Find how many lines contain "subtype" and state only that number.

TASK MATERIAL »
###
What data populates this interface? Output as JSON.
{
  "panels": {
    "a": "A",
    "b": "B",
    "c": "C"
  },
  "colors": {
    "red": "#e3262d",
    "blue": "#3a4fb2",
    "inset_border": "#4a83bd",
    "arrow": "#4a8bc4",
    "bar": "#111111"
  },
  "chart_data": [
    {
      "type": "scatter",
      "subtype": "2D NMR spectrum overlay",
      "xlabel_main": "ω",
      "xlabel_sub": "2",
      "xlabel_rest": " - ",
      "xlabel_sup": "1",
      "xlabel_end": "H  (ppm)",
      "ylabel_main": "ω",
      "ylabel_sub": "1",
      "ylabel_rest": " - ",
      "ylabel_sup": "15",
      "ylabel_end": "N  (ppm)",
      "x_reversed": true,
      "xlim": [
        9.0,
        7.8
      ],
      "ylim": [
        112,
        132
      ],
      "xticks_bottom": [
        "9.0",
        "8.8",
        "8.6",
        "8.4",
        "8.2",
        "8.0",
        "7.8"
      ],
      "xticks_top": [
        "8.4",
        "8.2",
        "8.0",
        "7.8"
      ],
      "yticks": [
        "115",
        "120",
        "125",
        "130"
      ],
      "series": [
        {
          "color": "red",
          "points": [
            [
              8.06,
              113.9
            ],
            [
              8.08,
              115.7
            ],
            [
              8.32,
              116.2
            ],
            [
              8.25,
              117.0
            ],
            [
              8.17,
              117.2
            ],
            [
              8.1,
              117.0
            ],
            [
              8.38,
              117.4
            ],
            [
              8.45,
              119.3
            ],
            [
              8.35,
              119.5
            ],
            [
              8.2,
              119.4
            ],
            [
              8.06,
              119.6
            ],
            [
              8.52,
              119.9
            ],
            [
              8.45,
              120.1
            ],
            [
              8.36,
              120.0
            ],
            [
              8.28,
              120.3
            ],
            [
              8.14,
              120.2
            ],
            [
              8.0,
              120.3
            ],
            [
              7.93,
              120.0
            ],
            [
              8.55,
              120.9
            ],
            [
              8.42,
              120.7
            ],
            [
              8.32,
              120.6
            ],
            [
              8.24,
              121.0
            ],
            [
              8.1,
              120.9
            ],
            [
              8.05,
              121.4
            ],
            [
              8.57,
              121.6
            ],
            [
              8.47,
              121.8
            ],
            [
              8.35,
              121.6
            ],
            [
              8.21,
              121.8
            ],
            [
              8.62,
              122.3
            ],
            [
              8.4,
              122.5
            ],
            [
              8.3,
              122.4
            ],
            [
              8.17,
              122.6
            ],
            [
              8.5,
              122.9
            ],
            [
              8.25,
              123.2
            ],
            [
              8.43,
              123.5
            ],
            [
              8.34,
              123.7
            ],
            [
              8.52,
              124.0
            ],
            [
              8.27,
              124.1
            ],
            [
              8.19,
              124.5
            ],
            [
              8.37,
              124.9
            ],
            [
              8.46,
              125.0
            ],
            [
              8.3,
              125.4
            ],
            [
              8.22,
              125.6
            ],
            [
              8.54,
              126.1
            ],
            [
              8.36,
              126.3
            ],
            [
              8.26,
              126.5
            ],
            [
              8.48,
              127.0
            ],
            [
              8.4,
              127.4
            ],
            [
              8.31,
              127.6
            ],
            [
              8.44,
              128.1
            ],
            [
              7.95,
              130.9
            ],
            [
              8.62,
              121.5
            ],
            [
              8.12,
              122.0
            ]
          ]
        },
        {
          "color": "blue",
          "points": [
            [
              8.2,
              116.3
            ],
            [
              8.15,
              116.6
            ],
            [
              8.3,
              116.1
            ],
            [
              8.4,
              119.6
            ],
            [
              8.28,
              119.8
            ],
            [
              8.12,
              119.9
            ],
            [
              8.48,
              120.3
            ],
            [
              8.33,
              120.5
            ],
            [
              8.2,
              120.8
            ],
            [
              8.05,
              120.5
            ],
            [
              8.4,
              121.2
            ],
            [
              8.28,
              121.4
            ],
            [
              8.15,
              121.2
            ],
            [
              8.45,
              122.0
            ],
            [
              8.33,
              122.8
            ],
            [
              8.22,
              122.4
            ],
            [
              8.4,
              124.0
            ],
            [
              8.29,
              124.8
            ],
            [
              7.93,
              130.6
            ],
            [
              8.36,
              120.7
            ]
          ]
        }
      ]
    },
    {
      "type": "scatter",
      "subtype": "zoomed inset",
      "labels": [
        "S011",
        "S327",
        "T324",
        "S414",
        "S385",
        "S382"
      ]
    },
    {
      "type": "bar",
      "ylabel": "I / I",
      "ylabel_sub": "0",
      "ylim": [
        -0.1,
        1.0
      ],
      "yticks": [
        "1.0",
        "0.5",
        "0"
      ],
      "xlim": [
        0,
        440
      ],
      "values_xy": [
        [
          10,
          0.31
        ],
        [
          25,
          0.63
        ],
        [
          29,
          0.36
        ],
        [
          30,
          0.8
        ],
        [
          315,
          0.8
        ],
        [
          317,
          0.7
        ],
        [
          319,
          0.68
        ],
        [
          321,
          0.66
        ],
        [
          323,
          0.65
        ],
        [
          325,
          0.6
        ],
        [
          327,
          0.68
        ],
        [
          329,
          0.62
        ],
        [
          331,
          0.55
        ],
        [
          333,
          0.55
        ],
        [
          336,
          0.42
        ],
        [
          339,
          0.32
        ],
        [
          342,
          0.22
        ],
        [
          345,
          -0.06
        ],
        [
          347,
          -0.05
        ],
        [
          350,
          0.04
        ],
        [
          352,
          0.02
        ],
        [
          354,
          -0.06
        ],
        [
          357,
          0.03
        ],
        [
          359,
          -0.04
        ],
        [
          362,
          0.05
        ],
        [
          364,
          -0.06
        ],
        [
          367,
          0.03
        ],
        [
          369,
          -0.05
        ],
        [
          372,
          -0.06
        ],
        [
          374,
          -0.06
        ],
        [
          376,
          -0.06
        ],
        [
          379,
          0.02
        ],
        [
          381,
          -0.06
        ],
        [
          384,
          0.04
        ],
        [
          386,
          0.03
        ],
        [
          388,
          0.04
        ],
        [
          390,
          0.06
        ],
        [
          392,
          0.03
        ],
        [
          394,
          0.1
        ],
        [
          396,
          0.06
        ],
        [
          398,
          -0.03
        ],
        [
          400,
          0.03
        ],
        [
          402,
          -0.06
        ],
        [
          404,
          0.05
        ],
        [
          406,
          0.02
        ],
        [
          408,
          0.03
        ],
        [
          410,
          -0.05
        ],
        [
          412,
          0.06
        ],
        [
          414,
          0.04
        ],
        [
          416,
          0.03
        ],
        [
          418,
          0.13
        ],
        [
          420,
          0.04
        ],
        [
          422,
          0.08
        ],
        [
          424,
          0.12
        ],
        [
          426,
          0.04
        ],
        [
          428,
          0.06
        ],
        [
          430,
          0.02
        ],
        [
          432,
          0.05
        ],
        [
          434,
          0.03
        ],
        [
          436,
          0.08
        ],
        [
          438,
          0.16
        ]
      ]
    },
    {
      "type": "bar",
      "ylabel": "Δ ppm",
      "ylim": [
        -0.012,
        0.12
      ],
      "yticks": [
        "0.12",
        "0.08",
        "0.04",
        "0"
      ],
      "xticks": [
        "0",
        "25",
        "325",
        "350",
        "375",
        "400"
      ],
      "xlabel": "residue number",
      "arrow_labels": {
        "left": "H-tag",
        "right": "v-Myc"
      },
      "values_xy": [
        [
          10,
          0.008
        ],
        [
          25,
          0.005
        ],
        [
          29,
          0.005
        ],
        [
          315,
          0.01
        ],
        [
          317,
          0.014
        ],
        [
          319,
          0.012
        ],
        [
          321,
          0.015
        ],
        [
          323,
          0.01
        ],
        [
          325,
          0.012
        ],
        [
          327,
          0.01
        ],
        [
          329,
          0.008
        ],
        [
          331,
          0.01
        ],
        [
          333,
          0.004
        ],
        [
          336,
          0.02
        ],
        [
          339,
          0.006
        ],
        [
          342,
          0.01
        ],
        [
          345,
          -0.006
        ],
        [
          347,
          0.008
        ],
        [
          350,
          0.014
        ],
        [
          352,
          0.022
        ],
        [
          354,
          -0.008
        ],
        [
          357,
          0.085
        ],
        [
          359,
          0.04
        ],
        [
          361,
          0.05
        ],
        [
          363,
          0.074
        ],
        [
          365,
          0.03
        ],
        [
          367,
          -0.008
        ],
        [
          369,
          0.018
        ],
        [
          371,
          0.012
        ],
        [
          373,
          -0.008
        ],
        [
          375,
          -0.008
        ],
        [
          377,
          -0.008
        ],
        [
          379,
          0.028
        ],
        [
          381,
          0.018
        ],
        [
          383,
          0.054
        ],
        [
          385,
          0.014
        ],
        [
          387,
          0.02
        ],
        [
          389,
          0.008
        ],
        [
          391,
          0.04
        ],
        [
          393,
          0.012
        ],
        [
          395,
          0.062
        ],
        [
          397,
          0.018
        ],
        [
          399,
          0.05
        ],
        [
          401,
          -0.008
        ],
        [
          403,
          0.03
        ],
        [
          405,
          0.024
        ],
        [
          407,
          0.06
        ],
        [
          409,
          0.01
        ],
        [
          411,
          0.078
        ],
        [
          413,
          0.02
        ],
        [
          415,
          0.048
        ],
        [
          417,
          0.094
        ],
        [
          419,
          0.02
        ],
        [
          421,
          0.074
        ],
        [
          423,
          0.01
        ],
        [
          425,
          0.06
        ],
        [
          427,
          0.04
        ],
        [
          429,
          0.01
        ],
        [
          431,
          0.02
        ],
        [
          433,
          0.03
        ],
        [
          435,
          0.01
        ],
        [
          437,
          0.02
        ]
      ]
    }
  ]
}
###
TASK RESULT »
2